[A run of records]

-- Begin --

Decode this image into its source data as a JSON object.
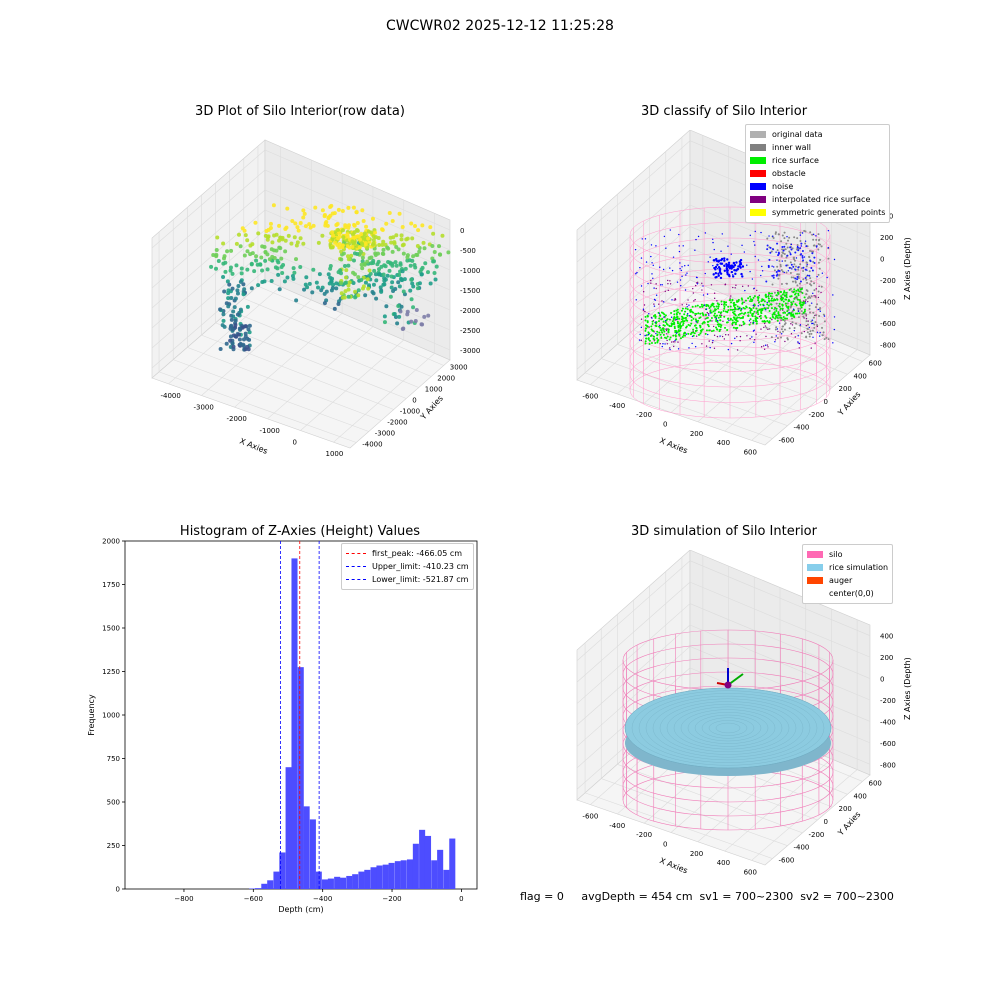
{
  "page": {
    "title": "CWCWR02 2025-12-12 11:25:28"
  },
  "panels": {
    "raw": {
      "title": "3D Plot of Silo Interior(row data)",
      "x_label": "X Axies",
      "y_label": "Y Axies",
      "z_label": "Z Axies (Depth)",
      "x_ticks": [
        "-4000",
        "-3000",
        "-2000",
        "-1000",
        "0",
        "1000"
      ],
      "y_ticks": [
        "3000",
        "2000",
        "1000",
        "0",
        "-1000",
        "-2000",
        "-3000",
        "-4000"
      ],
      "z_ticks": [
        "0",
        "-500",
        "-1000",
        "-1500",
        "-2000",
        "-2500",
        "-3000"
      ]
    },
    "classify": {
      "title": "3D classify of Silo Interior",
      "x_label": "X Axies",
      "y_label": "Y Axies",
      "z_label": "Z Axies (Depth)",
      "x_ticks": [
        "-600",
        "-400",
        "-200",
        "0",
        "200",
        "400",
        "600"
      ],
      "y_ticks": [
        "600",
        "400",
        "200",
        "0",
        "-200",
        "-400",
        "-600"
      ],
      "z_ticks": [
        "400",
        "200",
        "0",
        "-200",
        "-400",
        "-600",
        "-800"
      ],
      "legend": [
        {
          "label": "original data",
          "color": "#b0b0b0"
        },
        {
          "label": "inner wall",
          "color": "#808080"
        },
        {
          "label": "rice surface",
          "color": "#00ee00"
        },
        {
          "label": "obstacle",
          "color": "#ff0000"
        },
        {
          "label": "noise",
          "color": "#0000ff"
        },
        {
          "label": "interpolated rice surface",
          "color": "#800080"
        },
        {
          "label": "symmetric generated points",
          "color": "#ffff00"
        }
      ]
    },
    "simulation": {
      "title": "3D simulation of Silo Interior",
      "x_label": "X Axies",
      "y_label": "Y Axies",
      "z_label": "Z Axies (Depth)",
      "x_ticks": [
        "-600",
        "-400",
        "-200",
        "0",
        "200",
        "400",
        "600"
      ],
      "y_ticks": [
        "600",
        "400",
        "200",
        "0",
        "-200",
        "-400",
        "-600"
      ],
      "z_ticks": [
        "400",
        "200",
        "0",
        "-200",
        "-400",
        "-600",
        "-800"
      ],
      "legend": [
        {
          "label": "silo",
          "color": "#ff69b4"
        },
        {
          "label": "rice simulation",
          "color": "#87ceeb"
        },
        {
          "label": "auger",
          "color": "#ff4500"
        },
        {
          "label": "center(0,0)",
          "color": "#ffffff"
        }
      ]
    }
  },
  "status": {
    "text": "flag = 0     avgDepth = 454 cm  sv1 = 700~2300  sv2 = 700~2300"
  },
  "colors": {
    "histogram_bar": "#4d4dff",
    "peak_line": "#ff0000",
    "limit_line": "#0000ff",
    "silo_wire": "#ff69b4",
    "rice": "#87ceeb"
  },
  "chart_data": {
    "type": "bar",
    "title": "Histogram of Z-Axies (Height) Values",
    "xlabel": "Depth (cm)",
    "ylabel": "Frequency",
    "xlim": [
      -970,
      45
    ],
    "ylim": [
      0,
      2000
    ],
    "x_ticks": [
      -800,
      -600,
      -400,
      -200,
      0
    ],
    "y_ticks": [
      0,
      250,
      500,
      750,
      1000,
      1250,
      1500,
      1750,
      2000
    ],
    "grid": false,
    "legend_position": "top-right",
    "bin_width": 17.5,
    "bins": [
      {
        "x0": -612,
        "value": 3
      },
      {
        "x0": -595,
        "value": 5
      },
      {
        "x0": -577,
        "value": 30
      },
      {
        "x0": -560,
        "value": 50
      },
      {
        "x0": -542,
        "value": 100
      },
      {
        "x0": -525,
        "value": 210
      },
      {
        "x0": -507,
        "value": 700
      },
      {
        "x0": -490,
        "value": 1900
      },
      {
        "x0": -472,
        "value": 1275
      },
      {
        "x0": -455,
        "value": 475
      },
      {
        "x0": -437,
        "value": 400
      },
      {
        "x0": -420,
        "value": 100
      },
      {
        "x0": -402,
        "value": 55
      },
      {
        "x0": -385,
        "value": 60
      },
      {
        "x0": -367,
        "value": 70
      },
      {
        "x0": -350,
        "value": 65
      },
      {
        "x0": -332,
        "value": 75
      },
      {
        "x0": -315,
        "value": 85
      },
      {
        "x0": -297,
        "value": 100
      },
      {
        "x0": -280,
        "value": 110
      },
      {
        "x0": -262,
        "value": 125
      },
      {
        "x0": -245,
        "value": 135
      },
      {
        "x0": -227,
        "value": 140
      },
      {
        "x0": -210,
        "value": 150
      },
      {
        "x0": -192,
        "value": 160
      },
      {
        "x0": -175,
        "value": 165
      },
      {
        "x0": -157,
        "value": 170
      },
      {
        "x0": -140,
        "value": 260
      },
      {
        "x0": -122,
        "value": 340
      },
      {
        "x0": -105,
        "value": 305
      },
      {
        "x0": -87,
        "value": 165
      },
      {
        "x0": -70,
        "value": 225
      },
      {
        "x0": -52,
        "value": 110
      },
      {
        "x0": -35,
        "value": 290
      }
    ],
    "lines": [
      {
        "name": "first_peak: -466.05 cm",
        "x": -466.05,
        "color": "#ff0000"
      },
      {
        "name": "Upper_limit: -410.23 cm",
        "x": -410.23,
        "color": "#0000ff"
      },
      {
        "name": "Lower_limit: -521.87 cm",
        "x": -521.87,
        "color": "#0000ff"
      }
    ]
  }
}
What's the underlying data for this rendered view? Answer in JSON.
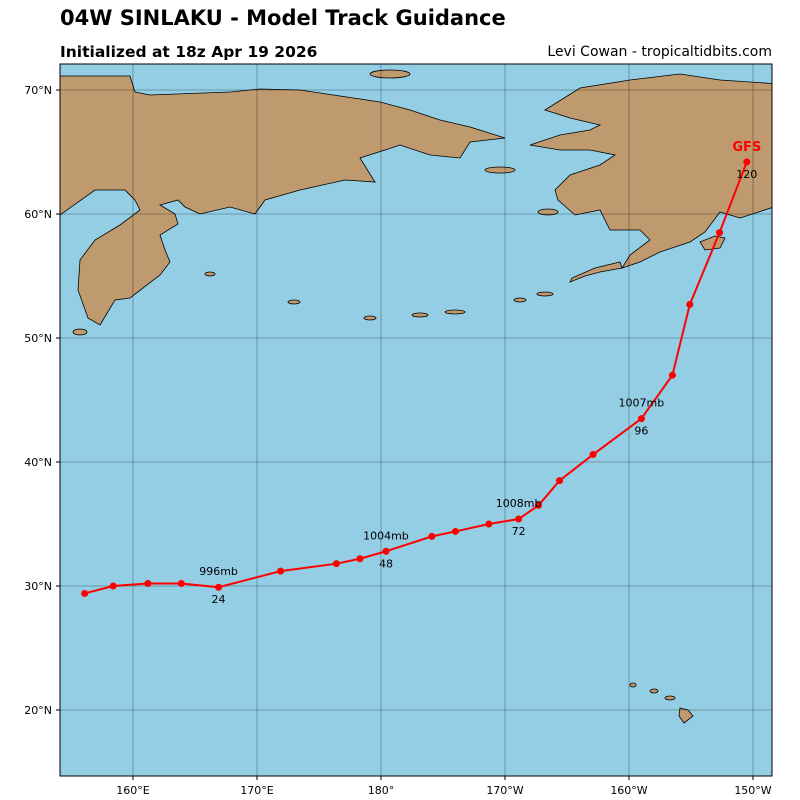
{
  "header": {
    "title": "04W SINLAKU - Model Track Guidance",
    "subtitle": "Initialized at 18z Apr 19 2026",
    "credit": "Levi Cowan - tropicaltidbits.com"
  },
  "map": {
    "ocean_color": "#94cee4",
    "land_color": "#be9a6e",
    "track_color": "#ff0000",
    "lon_ticks": [
      {
        "lon": 160,
        "label": "160°E"
      },
      {
        "lon": 170,
        "label": "170°E"
      },
      {
        "lon": 180,
        "label": "180°"
      },
      {
        "lon": 190,
        "label": "170°W"
      },
      {
        "lon": 200,
        "label": "160°W"
      },
      {
        "lon": 210,
        "label": "150°W"
      }
    ],
    "lat_ticks": [
      {
        "lat": 70,
        "label": "70°N"
      },
      {
        "lat": 60,
        "label": "60°N"
      },
      {
        "lat": 50,
        "label": "50°N"
      },
      {
        "lat": 40,
        "label": "40°N"
      },
      {
        "lat": 30,
        "label": "30°N"
      },
      {
        "lat": 20,
        "label": "20°N"
      }
    ],
    "extent": {
      "lon_min": 154.1,
      "lon_max": 211.5,
      "lat_min": 14.7,
      "lat_max": 72.1
    }
  },
  "track": {
    "model": "GFS",
    "points": [
      [
        156.1,
        29.4
      ],
      [
        158.4,
        30.0
      ],
      [
        161.2,
        30.2
      ],
      [
        163.9,
        30.2
      ],
      [
        166.9,
        29.9
      ],
      [
        171.9,
        31.2
      ],
      [
        176.4,
        31.8
      ],
      [
        178.3,
        32.2
      ],
      [
        180.4,
        32.8
      ],
      [
        184.1,
        34.0
      ],
      [
        186.0,
        34.4
      ],
      [
        188.7,
        35.0
      ],
      [
        191.1,
        35.4
      ],
      [
        192.7,
        36.5
      ],
      [
        194.4,
        38.5
      ],
      [
        197.1,
        40.6
      ],
      [
        201.0,
        43.5
      ],
      [
        203.5,
        47.0
      ],
      [
        204.9,
        52.7
      ],
      [
        207.3,
        58.5
      ],
      [
        209.5,
        64.2
      ]
    ],
    "annotations": [
      {
        "index": 4,
        "hour": "24",
        "pressure": "996mb"
      },
      {
        "index": 8,
        "hour": "48",
        "pressure": "1004mb"
      },
      {
        "index": 12,
        "hour": "72",
        "pressure": "1008mb"
      },
      {
        "index": 16,
        "hour": "96",
        "pressure": "1007mb"
      },
      {
        "index": 20,
        "hour": "120",
        "pressure": ""
      }
    ]
  }
}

-- End --

> Your objective
Pull out each line containing the word "simulation" and copy it.

> Reply to the exercise
    "simulation": {
      "title": "3D simulation of Silo Interior",
          "label": "rice simulation",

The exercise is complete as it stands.